(Element location listings)
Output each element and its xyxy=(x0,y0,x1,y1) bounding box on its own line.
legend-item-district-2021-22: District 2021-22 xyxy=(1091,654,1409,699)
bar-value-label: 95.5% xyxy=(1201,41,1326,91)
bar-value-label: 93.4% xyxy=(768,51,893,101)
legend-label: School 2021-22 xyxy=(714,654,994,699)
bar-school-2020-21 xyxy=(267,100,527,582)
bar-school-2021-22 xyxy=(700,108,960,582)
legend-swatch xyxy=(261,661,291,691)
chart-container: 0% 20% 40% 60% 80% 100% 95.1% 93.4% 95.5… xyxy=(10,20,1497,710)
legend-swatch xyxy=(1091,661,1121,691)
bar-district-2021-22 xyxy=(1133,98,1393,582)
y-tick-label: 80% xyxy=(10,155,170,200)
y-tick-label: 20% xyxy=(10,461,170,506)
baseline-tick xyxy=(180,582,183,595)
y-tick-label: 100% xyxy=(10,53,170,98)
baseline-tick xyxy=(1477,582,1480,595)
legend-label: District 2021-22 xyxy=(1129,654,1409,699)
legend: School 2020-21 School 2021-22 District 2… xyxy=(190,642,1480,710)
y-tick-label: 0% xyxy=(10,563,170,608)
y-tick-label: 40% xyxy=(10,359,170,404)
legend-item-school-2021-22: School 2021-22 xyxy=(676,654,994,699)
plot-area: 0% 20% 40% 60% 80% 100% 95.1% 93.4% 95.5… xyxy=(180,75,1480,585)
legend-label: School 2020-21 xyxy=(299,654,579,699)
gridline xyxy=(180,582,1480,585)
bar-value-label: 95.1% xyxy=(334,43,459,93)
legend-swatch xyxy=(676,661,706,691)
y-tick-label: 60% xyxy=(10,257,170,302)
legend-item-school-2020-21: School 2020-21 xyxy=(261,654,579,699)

* **Prompt**:
Starting from the first line of the records and ending with the line that contains "legend-label: School 2021-22", rewrite those lines with "bar-value-label" changed to "data-label" and everything else kept the same.

* **Written reply**:
Output each element and its xyxy=(x0,y0,x1,y1) bounding box on its own line.
legend-item-district-2021-22: District 2021-22 xyxy=(1091,654,1409,699)
data-label: 95.5% xyxy=(1201,41,1326,91)
data-label: 93.4% xyxy=(768,51,893,101)
legend-label: School 2021-22 xyxy=(714,654,994,699)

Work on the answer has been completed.